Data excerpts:

■ ■ ■ ■ ■ ■ ■

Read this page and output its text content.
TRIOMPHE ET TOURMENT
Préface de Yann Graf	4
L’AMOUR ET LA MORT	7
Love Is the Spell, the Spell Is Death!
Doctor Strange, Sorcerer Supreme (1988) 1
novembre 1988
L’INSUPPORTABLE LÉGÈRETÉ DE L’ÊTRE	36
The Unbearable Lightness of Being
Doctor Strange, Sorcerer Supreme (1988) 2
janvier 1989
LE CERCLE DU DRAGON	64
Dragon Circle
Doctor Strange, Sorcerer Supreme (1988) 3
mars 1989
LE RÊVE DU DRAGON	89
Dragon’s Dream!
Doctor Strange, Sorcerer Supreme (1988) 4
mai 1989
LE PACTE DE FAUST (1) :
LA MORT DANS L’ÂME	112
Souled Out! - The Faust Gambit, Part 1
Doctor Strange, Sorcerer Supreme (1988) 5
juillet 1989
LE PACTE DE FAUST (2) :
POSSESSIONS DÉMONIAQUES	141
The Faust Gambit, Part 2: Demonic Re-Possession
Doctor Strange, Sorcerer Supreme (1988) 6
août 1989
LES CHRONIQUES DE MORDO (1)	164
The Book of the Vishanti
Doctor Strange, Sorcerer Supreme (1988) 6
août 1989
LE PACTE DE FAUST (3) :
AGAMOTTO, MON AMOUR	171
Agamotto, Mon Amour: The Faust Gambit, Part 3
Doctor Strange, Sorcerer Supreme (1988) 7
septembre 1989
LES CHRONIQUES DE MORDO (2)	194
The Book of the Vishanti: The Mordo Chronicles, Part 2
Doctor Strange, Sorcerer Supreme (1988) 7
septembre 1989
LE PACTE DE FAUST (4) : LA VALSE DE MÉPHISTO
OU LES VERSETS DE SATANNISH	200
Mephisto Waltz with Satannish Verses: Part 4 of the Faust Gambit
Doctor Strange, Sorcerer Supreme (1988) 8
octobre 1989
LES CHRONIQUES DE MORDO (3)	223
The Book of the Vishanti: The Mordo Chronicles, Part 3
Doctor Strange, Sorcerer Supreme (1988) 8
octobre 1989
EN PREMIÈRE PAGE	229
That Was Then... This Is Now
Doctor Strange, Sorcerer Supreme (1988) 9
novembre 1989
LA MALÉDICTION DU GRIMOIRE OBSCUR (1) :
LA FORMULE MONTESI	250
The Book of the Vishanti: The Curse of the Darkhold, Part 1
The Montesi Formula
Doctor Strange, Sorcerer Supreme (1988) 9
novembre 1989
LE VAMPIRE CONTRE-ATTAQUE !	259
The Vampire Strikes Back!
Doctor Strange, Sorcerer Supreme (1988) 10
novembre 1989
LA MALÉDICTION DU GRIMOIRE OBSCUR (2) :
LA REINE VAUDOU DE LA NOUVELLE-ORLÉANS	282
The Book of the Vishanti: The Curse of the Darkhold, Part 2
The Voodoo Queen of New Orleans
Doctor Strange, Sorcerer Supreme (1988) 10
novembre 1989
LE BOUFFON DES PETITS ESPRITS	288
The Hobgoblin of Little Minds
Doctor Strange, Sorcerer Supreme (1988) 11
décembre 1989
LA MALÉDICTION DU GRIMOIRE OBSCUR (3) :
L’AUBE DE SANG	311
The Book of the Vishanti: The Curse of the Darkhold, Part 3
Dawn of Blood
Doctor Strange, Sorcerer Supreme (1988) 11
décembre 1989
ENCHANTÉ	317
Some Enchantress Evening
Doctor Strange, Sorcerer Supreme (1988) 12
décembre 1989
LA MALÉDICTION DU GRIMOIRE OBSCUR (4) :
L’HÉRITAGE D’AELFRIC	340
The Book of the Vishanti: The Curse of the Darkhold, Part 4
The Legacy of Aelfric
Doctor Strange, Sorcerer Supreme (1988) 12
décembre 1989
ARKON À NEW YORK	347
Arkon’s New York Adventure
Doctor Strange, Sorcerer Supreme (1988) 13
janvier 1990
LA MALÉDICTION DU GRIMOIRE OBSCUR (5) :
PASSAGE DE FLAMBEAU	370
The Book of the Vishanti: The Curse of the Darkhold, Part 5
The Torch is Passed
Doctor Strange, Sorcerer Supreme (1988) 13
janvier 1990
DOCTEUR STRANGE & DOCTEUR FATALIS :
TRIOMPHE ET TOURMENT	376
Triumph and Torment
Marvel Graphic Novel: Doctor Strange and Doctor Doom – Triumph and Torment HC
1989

■ ■ ■ ■ ■ ■ ■

§ Short task
Display every line of the listing that contains the string "Gambit".

§ Correct answer
Souled Out! - The Faust Gambit, Part 1
The Faust Gambit, Part 2: Demonic Re-Possession
Agamotto, Mon Amour: The Faust Gambit, Part 3
Mephisto Waltz with Satannish Verses: Part 4 of the Faust Gambit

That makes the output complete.